Dataset rows:
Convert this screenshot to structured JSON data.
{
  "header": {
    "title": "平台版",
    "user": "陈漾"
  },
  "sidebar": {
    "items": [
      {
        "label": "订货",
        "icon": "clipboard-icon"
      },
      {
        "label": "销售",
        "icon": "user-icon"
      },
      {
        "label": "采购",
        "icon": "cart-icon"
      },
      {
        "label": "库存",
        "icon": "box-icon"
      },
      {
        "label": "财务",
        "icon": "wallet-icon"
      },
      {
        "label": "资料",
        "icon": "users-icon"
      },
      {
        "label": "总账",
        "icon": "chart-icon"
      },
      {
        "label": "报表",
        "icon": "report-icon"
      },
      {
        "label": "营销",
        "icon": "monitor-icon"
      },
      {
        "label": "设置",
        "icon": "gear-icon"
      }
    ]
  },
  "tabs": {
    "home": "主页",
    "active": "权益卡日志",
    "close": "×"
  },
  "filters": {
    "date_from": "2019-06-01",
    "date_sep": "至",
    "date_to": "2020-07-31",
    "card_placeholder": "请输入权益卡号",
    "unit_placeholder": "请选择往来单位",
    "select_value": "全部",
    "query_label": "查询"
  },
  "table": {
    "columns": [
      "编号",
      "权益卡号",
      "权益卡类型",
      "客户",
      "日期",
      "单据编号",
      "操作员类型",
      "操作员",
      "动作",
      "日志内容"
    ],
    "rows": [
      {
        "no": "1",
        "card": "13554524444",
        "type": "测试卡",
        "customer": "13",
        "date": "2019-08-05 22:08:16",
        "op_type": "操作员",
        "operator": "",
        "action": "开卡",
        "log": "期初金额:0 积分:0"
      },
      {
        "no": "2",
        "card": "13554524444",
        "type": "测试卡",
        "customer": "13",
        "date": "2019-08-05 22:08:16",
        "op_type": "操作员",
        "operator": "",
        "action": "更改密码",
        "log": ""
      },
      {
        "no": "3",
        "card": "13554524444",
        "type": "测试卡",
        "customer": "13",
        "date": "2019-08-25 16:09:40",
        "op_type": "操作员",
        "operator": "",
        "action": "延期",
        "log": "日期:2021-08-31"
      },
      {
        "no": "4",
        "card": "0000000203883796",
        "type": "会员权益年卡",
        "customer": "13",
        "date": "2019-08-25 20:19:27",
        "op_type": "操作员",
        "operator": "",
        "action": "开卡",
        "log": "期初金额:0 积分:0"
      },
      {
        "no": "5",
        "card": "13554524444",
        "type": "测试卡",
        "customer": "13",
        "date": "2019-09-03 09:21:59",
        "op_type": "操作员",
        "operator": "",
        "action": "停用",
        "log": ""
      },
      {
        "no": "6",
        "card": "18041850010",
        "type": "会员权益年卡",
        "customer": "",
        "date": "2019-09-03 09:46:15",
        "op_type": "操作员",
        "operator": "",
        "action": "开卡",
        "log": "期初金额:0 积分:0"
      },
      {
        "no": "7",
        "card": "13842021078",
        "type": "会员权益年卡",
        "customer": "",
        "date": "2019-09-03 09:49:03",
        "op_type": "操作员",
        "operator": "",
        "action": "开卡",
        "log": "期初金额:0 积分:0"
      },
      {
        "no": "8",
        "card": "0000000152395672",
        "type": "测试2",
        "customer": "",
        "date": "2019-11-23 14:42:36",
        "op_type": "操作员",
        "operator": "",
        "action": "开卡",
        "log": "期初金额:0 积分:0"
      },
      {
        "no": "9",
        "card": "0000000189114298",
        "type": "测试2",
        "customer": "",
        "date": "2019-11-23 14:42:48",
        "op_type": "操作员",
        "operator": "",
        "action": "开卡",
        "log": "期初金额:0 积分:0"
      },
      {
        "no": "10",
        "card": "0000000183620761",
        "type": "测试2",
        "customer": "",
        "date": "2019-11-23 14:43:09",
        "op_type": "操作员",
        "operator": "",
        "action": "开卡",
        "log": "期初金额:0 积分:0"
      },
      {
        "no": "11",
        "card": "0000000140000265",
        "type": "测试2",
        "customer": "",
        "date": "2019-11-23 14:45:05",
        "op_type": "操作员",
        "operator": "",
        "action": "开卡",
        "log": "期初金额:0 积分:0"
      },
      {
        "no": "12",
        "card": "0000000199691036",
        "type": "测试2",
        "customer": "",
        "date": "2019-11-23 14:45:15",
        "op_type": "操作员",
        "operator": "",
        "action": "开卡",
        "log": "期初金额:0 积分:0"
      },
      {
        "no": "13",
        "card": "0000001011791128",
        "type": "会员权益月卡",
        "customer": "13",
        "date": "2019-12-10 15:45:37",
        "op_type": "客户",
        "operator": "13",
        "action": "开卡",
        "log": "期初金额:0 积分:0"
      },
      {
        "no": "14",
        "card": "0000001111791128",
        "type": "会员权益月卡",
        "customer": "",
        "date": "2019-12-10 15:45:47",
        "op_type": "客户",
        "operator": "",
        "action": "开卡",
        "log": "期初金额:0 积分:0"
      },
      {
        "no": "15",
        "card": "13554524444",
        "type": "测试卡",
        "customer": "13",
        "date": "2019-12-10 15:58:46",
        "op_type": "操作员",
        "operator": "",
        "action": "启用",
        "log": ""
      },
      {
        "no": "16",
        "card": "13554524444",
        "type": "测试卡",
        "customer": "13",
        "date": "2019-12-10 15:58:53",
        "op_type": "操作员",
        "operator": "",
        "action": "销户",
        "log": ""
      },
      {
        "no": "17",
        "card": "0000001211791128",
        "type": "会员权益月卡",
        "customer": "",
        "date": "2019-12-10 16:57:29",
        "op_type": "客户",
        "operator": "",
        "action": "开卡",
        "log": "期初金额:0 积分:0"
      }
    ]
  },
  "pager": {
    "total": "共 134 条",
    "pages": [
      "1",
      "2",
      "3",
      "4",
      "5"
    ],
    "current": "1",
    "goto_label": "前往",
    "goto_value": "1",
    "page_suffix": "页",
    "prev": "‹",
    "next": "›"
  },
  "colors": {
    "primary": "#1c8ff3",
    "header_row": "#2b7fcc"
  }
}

DIRECTIVE: Your task is to print the whole listing again exactly.

ANSWER TO THIS EXERCISE:
Convert this screenshot to structured JSON data.
{
  "header": {
    "title": "平台版",
    "user": "陈漾"
  },
  "sidebar": {
    "items": [
      {
        "label": "订货",
        "icon": "clipboard-icon"
      },
      {
        "label": "销售",
        "icon": "user-icon"
      },
      {
        "label": "采购",
        "icon": "cart-icon"
      },
      {
        "label": "库存",
        "icon": "box-icon"
      },
      {
        "label": "财务",
        "icon": "wallet-icon"
      },
      {
        "label": "资料",
        "icon": "users-icon"
      },
      {
        "label": "总账",
        "icon": "chart-icon"
      },
      {
        "label": "报表",
        "icon": "report-icon"
      },
      {
        "label": "营销",
        "icon": "monitor-icon"
      },
      {
        "label": "设置",
        "icon": "gear-icon"
      }
    ]
  },
  "tabs": {
    "home": "主页",
    "active": "权益卡日志",
    "close": "×"
  },
  "filters": {
    "date_from": "2019-06-01",
    "date_sep": "至",
    "date_to": "2020-07-31",
    "card_placeholder": "请输入权益卡号",
    "unit_placeholder": "请选择往来单位",
    "select_value": "全部",
    "query_label": "查询"
  },
  "table": {
    "columns": [
      "编号",
      "权益卡号",
      "权益卡类型",
      "客户",
      "日期",
      "单据编号",
      "操作员类型",
      "操作员",
      "动作",
      "日志内容"
    ],
    "rows": [
      {
        "no": "1",
        "card": "13554524444",
        "type": "测试卡",
        "customer": "13",
        "date": "2019-08-05 22:08:16",
        "op_type": "操作员",
        "operator": "",
        "action": "开卡",
        "log": "期初金额:0 积分:0"
      },
      {
        "no": "2",
        "card": "13554524444",
        "type": "测试卡",
        "customer": "13",
        "date": "2019-08-05 22:08:16",
        "op_type": "操作员",
        "operator": "",
        "action": "更改密码",
        "log": ""
      },
      {
        "no": "3",
        "card": "13554524444",
        "type": "测试卡",
        "customer": "13",
        "date": "2019-08-25 16:09:40",
        "op_type": "操作员",
        "operator": "",
        "action": "延期",
        "log": "日期:2021-08-31"
      },
      {
        "no": "4",
        "card": "0000000203883796",
        "type": "会员权益年卡",
        "customer": "13",
        "date": "2019-08-25 20:19:27",
        "op_type": "操作员",
        "operator": "",
        "action": "开卡",
        "log": "期初金额:0 积分:0"
      },
      {
        "no": "5",
        "card": "13554524444",
        "type": "测试卡",
        "customer": "13",
        "date": "2019-09-03 09:21:59",
        "op_type": "操作员",
        "operator": "",
        "action": "停用",
        "log": ""
      },
      {
        "no": "6",
        "card": "18041850010",
        "type": "会员权益年卡",
        "customer": "",
        "date": "2019-09-03 09:46:15",
        "op_type": "操作员",
        "operator": "",
        "action": "开卡",
        "log": "期初金额:0 积分:0"
      },
      {
        "no": "7",
        "card": "13842021078",
        "type": "会员权益年卡",
        "customer": "",
        "date": "2019-09-03 09:49:03",
        "op_type": "操作员",
        "operator": "",
        "action": "开卡",
        "log": "期初金额:0 积分:0"
      },
      {
        "no": "8",
        "card": "0000000152395672",
        "type": "测试2",
        "customer": "",
        "date": "2019-11-23 14:42:36",
        "op_type": "操作员",
        "operator": "",
        "action": "开卡",
        "log": "期初金额:0 积分:0"
      },
      {
        "no": "9",
        "card": "0000000189114298",
        "type": "测试2",
        "customer": "",
        "date": "2019-11-23 14:42:48",
        "op_type": "操作员",
        "operator": "",
        "action": "开卡",
        "log": "期初金额:0 积分:0"
      },
      {
        "no": "10",
        "card": "0000000183620761",
        "type": "测试2",
        "customer": "",
        "date": "2019-11-23 14:43:09",
        "op_type": "操作员",
        "operator": "",
        "action": "开卡",
        "log": "期初金额:0 积分:0"
      },
      {
        "no": "11",
        "card": "0000000140000265",
        "type": "测试2",
        "customer": "",
        "date": "2019-11-23 14:45:05",
        "op_type": "操作员",
        "operator": "",
        "action": "开卡",
        "log": "期初金额:0 积分:0"
      },
      {
        "no": "12",
        "card": "0000000199691036",
        "type": "测试2",
        "customer": "",
        "date": "2019-11-23 14:45:15",
        "op_type": "操作员",
        "operator": "",
        "action": "开卡",
        "log": "期初金额:0 积分:0"
      },
      {
        "no": "13",
        "card": "0000001011791128",
        "type": "会员权益月卡",
        "customer": "13",
        "date": "2019-12-10 15:45:37",
        "op_type": "客户",
        "operator": "13",
        "action": "开卡",
        "log": "期初金额:0 积分:0"
      },
      {
        "no": "14",
        "card": "0000001111791128",
        "type": "会员权益月卡",
        "customer": "",
        "date": "2019-12-10 15:45:47",
        "op_type": "客户",
        "operator": "",
        "action": "开卡",
        "log": "期初金额:0 积分:0"
      },
      {
        "no": "15",
        "card": "13554524444",
        "type": "测试卡",
        "customer": "13",
        "date": "2019-12-10 15:58:46",
        "op_type": "操作员",
        "operator": "",
        "action": "启用",
        "log": ""
      },
      {
        "no": "16",
        "card": "13554524444",
        "type": "测试卡",
        "customer": "13",
        "date": "2019-12-10 15:58:53",
        "op_type": "操作员",
        "operator": "",
        "action": "销户",
        "log": ""
      },
      {
        "no": "17",
        "card": "0000001211791128",
        "type": "会员权益月卡",
        "customer": "",
        "date": "2019-12-10 16:57:29",
        "op_type": "客户",
        "operator": "",
        "action": "开卡",
        "log": "期初金额:0 积分:0"
      }
    ]
  },
  "pager": {
    "total": "共 134 条",
    "pages": [
      "1",
      "2",
      "3",
      "4",
      "5"
    ],
    "current": "1",
    "goto_label": "前往",
    "goto_value": "1",
    "page_suffix": "页",
    "prev": "‹",
    "next": "›"
  },
  "colors": {
    "primary": "#1c8ff3",
    "header_row": "#2b7fcc"
  }
}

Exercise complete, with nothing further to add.